[Extracted data entries]
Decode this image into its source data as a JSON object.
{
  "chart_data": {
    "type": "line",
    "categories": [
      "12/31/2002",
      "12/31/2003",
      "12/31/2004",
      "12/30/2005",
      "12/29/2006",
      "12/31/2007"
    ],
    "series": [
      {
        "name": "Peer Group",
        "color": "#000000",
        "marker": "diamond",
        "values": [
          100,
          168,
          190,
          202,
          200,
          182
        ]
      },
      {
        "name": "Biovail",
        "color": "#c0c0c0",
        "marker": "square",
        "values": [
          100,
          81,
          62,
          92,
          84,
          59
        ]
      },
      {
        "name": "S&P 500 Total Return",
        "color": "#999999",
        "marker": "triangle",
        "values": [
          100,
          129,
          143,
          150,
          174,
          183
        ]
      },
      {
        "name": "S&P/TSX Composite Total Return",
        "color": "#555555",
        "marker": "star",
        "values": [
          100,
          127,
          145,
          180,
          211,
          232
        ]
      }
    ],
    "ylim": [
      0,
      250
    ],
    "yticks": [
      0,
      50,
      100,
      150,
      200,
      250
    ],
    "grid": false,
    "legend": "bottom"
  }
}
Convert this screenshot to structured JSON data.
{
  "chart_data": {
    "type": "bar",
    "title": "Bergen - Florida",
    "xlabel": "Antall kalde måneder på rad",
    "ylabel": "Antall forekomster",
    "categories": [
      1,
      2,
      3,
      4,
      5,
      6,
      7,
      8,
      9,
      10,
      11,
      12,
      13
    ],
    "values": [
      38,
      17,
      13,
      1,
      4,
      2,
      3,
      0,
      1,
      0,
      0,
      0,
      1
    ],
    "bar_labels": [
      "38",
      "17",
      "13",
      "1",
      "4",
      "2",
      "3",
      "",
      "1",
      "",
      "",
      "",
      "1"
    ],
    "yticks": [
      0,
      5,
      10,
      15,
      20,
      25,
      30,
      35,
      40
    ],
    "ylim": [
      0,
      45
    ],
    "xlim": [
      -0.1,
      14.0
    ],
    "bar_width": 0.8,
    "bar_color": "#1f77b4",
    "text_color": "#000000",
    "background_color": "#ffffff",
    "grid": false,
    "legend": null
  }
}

==

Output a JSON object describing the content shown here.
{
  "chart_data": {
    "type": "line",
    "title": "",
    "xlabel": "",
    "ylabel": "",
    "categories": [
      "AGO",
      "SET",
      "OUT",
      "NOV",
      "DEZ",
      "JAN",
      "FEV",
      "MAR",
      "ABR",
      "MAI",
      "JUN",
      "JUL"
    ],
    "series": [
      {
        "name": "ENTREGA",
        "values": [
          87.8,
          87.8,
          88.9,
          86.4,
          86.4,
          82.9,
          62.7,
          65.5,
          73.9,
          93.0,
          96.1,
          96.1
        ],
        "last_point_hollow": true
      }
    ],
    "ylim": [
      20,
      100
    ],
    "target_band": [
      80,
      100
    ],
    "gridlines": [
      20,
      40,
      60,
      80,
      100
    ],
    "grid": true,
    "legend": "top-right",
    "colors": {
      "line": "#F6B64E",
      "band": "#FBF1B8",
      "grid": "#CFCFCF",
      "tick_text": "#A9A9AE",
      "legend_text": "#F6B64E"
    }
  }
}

...

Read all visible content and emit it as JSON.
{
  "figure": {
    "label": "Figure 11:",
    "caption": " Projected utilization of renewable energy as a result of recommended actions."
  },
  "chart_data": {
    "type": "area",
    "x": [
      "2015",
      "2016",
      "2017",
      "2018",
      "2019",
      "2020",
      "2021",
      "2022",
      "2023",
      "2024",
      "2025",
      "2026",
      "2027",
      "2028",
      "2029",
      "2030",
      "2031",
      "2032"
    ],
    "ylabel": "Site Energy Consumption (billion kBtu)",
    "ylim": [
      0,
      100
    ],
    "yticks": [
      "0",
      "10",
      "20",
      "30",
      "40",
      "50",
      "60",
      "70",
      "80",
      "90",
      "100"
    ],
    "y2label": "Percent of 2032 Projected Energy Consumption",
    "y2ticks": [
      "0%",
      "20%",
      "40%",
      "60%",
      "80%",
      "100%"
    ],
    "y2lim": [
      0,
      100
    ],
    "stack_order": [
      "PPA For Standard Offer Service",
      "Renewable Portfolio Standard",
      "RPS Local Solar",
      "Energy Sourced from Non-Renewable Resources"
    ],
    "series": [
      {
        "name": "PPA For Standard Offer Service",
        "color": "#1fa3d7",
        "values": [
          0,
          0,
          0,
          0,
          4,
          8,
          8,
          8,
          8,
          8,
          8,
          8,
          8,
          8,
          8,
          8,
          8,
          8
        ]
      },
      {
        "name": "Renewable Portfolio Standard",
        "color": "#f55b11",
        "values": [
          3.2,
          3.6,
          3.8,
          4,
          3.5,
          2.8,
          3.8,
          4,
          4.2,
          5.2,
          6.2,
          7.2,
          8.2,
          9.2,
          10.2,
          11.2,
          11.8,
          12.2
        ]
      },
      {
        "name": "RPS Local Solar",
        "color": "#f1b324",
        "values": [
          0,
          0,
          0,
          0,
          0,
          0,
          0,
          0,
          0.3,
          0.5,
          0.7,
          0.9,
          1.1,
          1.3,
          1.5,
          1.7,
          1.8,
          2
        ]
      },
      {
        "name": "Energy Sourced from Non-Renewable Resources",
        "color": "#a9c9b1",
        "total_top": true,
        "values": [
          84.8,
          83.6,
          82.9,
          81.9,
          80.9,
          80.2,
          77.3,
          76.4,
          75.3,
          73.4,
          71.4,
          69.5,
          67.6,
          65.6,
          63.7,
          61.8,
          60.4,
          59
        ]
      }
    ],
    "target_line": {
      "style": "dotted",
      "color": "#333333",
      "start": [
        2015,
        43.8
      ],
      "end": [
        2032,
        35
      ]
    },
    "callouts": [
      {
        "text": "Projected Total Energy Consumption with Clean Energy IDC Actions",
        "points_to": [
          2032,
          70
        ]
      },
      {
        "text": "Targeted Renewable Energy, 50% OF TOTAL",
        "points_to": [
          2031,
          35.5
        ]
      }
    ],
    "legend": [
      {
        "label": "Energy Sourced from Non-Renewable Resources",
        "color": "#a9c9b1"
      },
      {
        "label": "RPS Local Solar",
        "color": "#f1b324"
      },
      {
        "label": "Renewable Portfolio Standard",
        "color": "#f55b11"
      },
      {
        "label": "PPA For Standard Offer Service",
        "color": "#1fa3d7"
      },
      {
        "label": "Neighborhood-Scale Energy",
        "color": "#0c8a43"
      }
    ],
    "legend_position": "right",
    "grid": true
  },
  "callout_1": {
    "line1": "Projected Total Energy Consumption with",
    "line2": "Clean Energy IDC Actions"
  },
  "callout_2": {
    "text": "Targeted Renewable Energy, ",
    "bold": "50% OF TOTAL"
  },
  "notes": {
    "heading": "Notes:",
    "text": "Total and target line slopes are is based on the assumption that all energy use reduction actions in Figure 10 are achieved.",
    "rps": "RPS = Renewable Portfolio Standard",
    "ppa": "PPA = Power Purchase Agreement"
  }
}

▶ [GOAL]:
List all lines in the material containing the string "name".

▶ [SOLUTION]:
        "name": "Peer Group",
        "name": "Biovail",
        "name": "S&P 500 Total Return",
        "name": "S&P/TSX Composite Total Return",
        "name": "ENTREGA",
        "name": "PPA For Standard Offer Service",
        "name": "Renewable Portfolio Standard",
        "name": "RPS Local Solar",
        "name": "Energy Sourced from Non-Renewable Resources",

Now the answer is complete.